### PROBLEM 1
Summarize the passage about the Greek waitress in two sentences.
### PROBLEM 2
Rewrite the entries as a numbered list, starting with the first line of the entries and continuing through the line that contains "heatmap-cell [681, 663, 724, 693]", leaving out blank lines.

Opposite the hotel, Karolina Giannaraki, 23, works as a waitress at Romiosini Greek restaurant, having lost her job as a cosmetics consultant in Athens only three months ago.

"It's better here," she explains. "I have my own house and pay my rent, which is a first for me - to actually pay the rent, the water and the electricity. I didn't have any money in Greece."

Having studied cosmetics for two years and achieved her qualifications, Ms Giannaraki was in a job for just two months when her employer was forced to let her go.

"They saw the crisis coming and they said to me 'sorry we can't keep you'," she explains quietly while seated at the back of the restaurant.

Ms Giannaraki's manner and hushed tones are that of an informant - one who understands the gravity of the situation in which her loved ones find themselves.

"It's terrible at this time," she says. "All the Greek people must pay very much money for the taxes and they don't have money to pay."

She desperately wants to go home, "back to Greece's beaches", and hopes Mrs Merkel and the rest of Europe's stalling politicians will come to her country's aid.

It is unclear what Mrs Merkel hoped to achieve at the retail conference, because she refused to speak to journalists and did not speak at the event. Meanwhile, Wolfgang Schäuble, her finance minister, seemed to downplay an increase in the euro bailout fund, the European Financial Stability Facility, on German television as other politicians also denounced the idea.

### PROVIDED DATA
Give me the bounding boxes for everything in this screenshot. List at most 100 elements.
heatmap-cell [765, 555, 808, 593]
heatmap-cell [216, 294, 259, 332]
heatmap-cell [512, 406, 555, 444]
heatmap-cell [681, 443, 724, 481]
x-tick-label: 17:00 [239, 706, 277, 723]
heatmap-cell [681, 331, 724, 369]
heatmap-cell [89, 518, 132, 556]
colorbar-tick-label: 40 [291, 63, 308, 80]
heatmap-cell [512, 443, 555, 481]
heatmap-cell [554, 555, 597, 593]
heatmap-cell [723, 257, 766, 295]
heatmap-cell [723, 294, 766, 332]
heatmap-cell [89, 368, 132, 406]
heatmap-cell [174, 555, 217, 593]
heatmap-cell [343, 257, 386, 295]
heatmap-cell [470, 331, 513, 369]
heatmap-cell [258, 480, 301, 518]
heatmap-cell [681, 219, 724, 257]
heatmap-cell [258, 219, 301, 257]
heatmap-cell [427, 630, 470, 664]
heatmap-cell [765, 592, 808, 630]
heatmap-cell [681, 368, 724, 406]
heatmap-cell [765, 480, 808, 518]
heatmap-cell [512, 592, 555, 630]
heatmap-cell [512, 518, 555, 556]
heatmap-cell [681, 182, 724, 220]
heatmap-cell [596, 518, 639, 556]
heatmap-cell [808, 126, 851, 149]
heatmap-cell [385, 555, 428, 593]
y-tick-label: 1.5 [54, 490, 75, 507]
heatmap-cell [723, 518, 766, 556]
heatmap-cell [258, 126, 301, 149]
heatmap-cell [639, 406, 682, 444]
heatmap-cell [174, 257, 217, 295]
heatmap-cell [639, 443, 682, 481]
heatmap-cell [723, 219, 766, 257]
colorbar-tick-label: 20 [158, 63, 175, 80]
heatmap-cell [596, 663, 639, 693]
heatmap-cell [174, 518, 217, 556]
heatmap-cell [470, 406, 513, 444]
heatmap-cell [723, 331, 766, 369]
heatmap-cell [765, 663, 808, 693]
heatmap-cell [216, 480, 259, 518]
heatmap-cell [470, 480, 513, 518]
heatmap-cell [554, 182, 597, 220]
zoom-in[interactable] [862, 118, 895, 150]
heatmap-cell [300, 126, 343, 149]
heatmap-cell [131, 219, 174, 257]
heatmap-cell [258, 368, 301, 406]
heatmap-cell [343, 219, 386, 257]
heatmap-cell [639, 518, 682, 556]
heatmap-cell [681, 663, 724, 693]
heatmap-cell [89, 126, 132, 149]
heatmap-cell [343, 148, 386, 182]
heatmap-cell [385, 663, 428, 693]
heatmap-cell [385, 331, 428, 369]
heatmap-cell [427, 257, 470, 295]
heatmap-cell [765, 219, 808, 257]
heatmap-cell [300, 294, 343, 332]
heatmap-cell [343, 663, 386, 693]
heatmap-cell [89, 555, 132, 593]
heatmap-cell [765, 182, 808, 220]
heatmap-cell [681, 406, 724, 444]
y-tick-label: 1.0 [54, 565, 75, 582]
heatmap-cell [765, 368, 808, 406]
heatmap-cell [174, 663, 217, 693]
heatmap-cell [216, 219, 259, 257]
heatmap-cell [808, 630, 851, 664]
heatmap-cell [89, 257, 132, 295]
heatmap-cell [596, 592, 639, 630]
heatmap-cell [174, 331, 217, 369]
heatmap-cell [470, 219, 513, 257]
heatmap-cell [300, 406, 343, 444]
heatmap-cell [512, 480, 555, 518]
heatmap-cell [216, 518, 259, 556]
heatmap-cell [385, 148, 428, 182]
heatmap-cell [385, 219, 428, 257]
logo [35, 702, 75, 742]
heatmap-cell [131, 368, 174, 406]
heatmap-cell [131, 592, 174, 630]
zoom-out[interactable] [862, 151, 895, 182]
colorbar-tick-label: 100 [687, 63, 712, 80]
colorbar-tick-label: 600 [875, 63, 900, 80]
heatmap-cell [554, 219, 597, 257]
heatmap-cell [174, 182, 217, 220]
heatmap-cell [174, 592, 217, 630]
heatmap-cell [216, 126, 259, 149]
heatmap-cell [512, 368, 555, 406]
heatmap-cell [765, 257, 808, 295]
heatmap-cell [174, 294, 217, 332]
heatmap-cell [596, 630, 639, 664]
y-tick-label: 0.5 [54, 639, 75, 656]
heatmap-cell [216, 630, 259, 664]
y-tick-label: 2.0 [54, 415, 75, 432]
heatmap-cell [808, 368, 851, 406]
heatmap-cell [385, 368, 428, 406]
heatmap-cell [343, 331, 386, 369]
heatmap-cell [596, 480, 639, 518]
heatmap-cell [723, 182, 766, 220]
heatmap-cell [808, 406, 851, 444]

### EXPECTED OUTPUT 1
Karolina Giannaraki, 23, lost her job as a cosmetics consultant in Athens three months ago and now works as a waitress at Romiosini Greek restaurant, where she can pay her own rent and bills for the first time. She wants to go home and hopes Mrs Merkel and Europe's other politicians will help her country, but it is unclear what Mrs Merkel hoped to achieve at a retail conference where she neither spoke nor talked to journalists.

### EXPECTED OUTPUT 2
1. Give me the bounding boxes for everything in this screenshot. List at most 100 elements.
2. heatmap-cell [765, 555, 808, 593]
3. heatmap-cell [216, 294, 259, 332]
4. heatmap-cell [512, 406, 555, 444]
5. heatmap-cell [681, 443, 724, 481]
6. x-tick-label: 17:00 [239, 706, 277, 723]
7. heatmap-cell [681, 331, 724, 369]
8. heatmap-cell [89, 518, 132, 556]
9. colorbar-tick-label: 40 [291, 63, 308, 80]
10. heatmap-cell [512, 443, 555, 481]
11. heatmap-cell [554, 555, 597, 593]
12. heatmap-cell [723, 257, 766, 295]
13. heatmap-cell [723, 294, 766, 332]
14. heatmap-cell [89, 368, 132, 406]
15. heatmap-cell [174, 555, 217, 593]
16. heatmap-cell [343, 257, 386, 295]
17. heatmap-cell [470, 331, 513, 369]
18. heatmap-cell [258, 480, 301, 518]
19. heatmap-cell [681, 219, 724, 257]
20. heatmap-cell [258, 219, 301, 257]
21. heatmap-cell [427, 630, 470, 664]
22. heatmap-cell [765, 592, 808, 630]
23. heatmap-cell [681, 368, 724, 406]
24. heatmap-cell [765, 480, 808, 518]
25. heatmap-cell [512, 592, 555, 630]
26. heatmap-cell [512, 518, 555, 556]
27. heatmap-cell [681, 182, 724, 220]
28. heatmap-cell [596, 518, 639, 556]
29. heatmap-cell [808, 126, 851, 149]
30. heatmap-cell [385, 555, 428, 593]
31. y-tick-label: 1.5 [54, 490, 75, 507]
32. heatmap-cell [723, 518, 766, 556]
33. heatmap-cell [258, 126, 301, 149]
34. heatmap-cell [639, 406, 682, 444]
35. heatmap-cell [174, 257, 217, 295]
36. heatmap-cell [639, 443, 682, 481]
37. heatmap-cell [723, 219, 766, 257]
38. colorbar-tick-label: 20 [158, 63, 175, 80]
39. heatmap-cell [596, 663, 639, 693]
40. heatmap-cell [174, 518, 217, 556]
41. heatmap-cell [470, 406, 513, 444]
42. heatmap-cell [723, 331, 766, 369]
43. heatmap-cell [765, 663, 808, 693]
44. heatmap-cell [216, 480, 259, 518]
45. heatmap-cell [470, 480, 513, 518]
46. heatmap-cell [554, 182, 597, 220]
47. zoom-in[interactable] [862, 118, 895, 150]
48. heatmap-cell [300, 126, 343, 149]
49. heatmap-cell [131, 219, 174, 257]
50. heatmap-cell [258, 368, 301, 406]
51. heatmap-cell [343, 219, 386, 257]
52. heatmap-cell [639, 518, 682, 556]
53. heatmap-cell [681, 663, 724, 693]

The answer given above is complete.